The jarsigner command line tool signs JAR files and verifies the signature(s) of signed JAR files. It accesses the keystore when it needs to find:
• A private key when signing a JAR file
• A public key when verifying a signature
• A certificate when verifying a public key
In the Java 2 platform, the keytool and jarsigner command line utilities replace the JDK 1.1 tool javakey . The javakey tool had several shortcomings, the most significant of them being the fact that both the public and private keys were stored in the same, unprotected location (often called an identity database ). This allowed anyone with access to the identity database to determine all keys that were stored in the file. In contrast, private keys are now password protected in the keystore.
The Policy Tool utility, which is launched through the policytool command, creates and modifies the external policy configuration files that define the client’s security policy.
Java 2 Security API
In Java 2 two new subpackages have been added to the java.security package, and they are java.security.cert and java.security.spec. These packages offer more features to deal with X.509 certificates and to create certificate revocation lists (CRLs) and certificate signing requests (CSRs). In particular, java.security.Certificate, that in JDK 1.1 was an interface of abstract methods for managing an identity certificate, is completely deprecated in Java 2, which offers the entire package java.security.cert to handle certificates. Moreover, the package java.security.cert adds X.509 V3 support to certificates.
Java 2 also provides an additional certificate interface: the X509Extension interface in the java.security.cert package. This is an interface for X.509 extensions. The extensions defined for X.509 V3 certificates and V2 CRLs provide methods for associating additional attributes with users or public keys, for managing the certification hierarchy, and for managing CRL distribution.
A Comparison of the Three Java Security Models
Java security models based on seven parameters, which are:
• Resource access to local unsigned code
This refers to the options provided by the security architecture to a client to determine access to local resources for local unsigned code.

INFORMATION SUPPLIED:

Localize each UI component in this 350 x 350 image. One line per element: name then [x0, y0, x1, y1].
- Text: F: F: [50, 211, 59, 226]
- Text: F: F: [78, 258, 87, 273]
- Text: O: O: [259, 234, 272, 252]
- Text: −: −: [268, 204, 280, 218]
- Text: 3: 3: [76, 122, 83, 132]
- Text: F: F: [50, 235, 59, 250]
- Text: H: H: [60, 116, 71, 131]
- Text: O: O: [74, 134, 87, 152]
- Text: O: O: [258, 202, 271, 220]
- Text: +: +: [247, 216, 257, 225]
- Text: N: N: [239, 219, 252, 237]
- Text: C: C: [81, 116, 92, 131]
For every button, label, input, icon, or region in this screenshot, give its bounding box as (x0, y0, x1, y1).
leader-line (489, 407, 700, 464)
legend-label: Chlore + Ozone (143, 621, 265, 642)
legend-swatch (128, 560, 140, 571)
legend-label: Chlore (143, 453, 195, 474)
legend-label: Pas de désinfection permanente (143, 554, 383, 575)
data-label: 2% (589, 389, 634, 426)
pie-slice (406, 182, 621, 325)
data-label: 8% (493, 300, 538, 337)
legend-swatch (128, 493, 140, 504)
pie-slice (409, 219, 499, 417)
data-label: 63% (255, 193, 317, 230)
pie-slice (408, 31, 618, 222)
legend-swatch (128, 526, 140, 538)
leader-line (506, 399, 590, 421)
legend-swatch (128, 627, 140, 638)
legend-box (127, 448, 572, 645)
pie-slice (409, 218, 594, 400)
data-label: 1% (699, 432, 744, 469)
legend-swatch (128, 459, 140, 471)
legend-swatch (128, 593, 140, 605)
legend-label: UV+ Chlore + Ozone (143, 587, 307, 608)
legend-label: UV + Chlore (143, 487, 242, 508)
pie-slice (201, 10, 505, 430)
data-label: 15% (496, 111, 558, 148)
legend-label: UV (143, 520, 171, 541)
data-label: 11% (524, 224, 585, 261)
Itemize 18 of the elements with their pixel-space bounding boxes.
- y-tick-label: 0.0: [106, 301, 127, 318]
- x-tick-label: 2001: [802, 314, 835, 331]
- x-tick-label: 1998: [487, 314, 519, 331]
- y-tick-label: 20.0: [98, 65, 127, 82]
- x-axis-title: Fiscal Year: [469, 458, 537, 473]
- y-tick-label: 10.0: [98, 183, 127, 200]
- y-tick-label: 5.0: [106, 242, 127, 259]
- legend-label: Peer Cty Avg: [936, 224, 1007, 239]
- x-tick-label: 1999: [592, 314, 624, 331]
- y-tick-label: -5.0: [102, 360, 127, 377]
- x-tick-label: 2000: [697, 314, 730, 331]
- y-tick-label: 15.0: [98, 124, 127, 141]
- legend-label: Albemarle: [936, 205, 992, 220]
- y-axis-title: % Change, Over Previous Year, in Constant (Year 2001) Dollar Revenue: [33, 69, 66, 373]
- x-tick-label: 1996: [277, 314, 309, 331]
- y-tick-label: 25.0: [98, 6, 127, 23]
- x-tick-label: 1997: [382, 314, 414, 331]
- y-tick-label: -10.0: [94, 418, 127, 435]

EXERCISE: Write the next part of the passage on Java 2 security tools and APIs, continuing from its last sentence.

TASK RESULT:
• Resource access to local signed code
This refers to the options provided by the security architecture to a client to determine access to local resources for local signed code.
• Resource access to remote unsigned code
This refers to the options provided by the security architecture to a client to determine access to local resources for remote unsigned code.
• Resource access to remote signed code
This refers to the options provided by the security architecture to a client to determine access to local resources for remote signed code.
• Lexical scoping of privilege modification
This refers to the availability of the option in the security architecture to temporarily grant more privileges to a specific piece of code in an execution thread, which are additional to the privileges the code would have enjoyed by itself. This facility is available only with Java 2 and achieved with the help of the doPrivileged() method.
• Cryptographic services for data confidentiality/integrity
This refers to the availability of cryptographic services for data confidentiality and integrity. Such services became available only with JDK 1.1.
• Digital signature services for code signing
This refers to the facility of digital signature services for signing code. Such services became available only with JDK 1.1.
Table 1. Evolution of the Java Security Model
This comparison shows the increasing flexibility and functionality provided by the evolving Java security model in determining a security policy.